→ WHAT TO PRODUCE:
Can you recast the data, from its first line through the line containing "legend-bar-swatch (58, 542, 88, 553)", as a JSON list of strings with one string per line and blank lines left out?

→ Part of a data file:
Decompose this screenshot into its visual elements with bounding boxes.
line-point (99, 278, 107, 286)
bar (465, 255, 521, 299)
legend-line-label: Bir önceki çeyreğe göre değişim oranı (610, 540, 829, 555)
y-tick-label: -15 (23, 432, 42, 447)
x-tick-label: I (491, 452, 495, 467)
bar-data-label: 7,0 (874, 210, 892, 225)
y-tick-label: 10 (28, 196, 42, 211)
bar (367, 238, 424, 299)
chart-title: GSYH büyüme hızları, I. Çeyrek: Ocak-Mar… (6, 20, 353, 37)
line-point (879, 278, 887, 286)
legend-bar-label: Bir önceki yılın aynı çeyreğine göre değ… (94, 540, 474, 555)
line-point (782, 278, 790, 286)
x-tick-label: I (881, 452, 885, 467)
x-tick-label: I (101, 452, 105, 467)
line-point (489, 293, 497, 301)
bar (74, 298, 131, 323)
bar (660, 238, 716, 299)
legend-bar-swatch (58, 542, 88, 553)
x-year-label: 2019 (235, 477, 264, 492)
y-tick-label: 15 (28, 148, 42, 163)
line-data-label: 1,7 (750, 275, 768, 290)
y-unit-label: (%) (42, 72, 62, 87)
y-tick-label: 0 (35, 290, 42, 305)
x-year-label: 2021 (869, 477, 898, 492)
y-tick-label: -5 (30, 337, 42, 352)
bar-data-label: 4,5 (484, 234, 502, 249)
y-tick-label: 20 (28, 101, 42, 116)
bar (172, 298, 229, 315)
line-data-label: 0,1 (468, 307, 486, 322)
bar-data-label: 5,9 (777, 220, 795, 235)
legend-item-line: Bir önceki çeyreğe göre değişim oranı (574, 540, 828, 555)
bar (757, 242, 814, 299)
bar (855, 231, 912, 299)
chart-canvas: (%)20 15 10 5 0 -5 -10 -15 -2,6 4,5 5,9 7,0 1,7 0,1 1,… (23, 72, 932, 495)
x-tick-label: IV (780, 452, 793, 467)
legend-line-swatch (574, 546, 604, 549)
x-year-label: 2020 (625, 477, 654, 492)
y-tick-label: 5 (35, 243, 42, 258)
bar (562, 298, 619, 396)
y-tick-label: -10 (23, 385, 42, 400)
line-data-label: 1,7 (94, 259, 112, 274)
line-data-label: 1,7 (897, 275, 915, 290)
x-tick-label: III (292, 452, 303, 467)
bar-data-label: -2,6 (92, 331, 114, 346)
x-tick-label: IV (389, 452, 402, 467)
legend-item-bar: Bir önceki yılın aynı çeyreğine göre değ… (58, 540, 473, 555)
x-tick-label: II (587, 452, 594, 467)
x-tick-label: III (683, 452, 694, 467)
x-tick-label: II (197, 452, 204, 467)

→ FULL ANSWER:
[
  "Decompose this screenshot into its visual elements with bounding boxes.",
  "line-point (99, 278, 107, 286)",
  "bar (465, 255, 521, 299)",
  "legend-line-label: Bir önceki çeyreğe göre değişim oranı (610, 540, 829, 555)",
  "y-tick-label: -15 (23, 432, 42, 447)",
  "x-tick-label: I (491, 452, 495, 467)",
  "bar-data-label: 7,0 (874, 210, 892, 225)",
  "y-tick-label: 10 (28, 196, 42, 211)",
  "bar (367, 238, 424, 299)",
  "chart-title: GSYH büyüme hızları, I. Çeyrek: Ocak-Mar… (6, 20, 353, 37)",
  "line-point (879, 278, 887, 286)",
  "legend-bar-label: Bir önceki yılın aynı çeyreğine göre değ… (94, 540, 474, 555)",
  "line-point (782, 278, 790, 286)",
  "x-tick-label: I (881, 452, 885, 467)",
  "x-tick-label: I (101, 452, 105, 467)",
  "line-point (489, 293, 497, 301)",
  "bar (74, 298, 131, 323)",
  "bar (660, 238, 716, 299)",
  "legend-bar-swatch (58, 542, 88, 553)"
]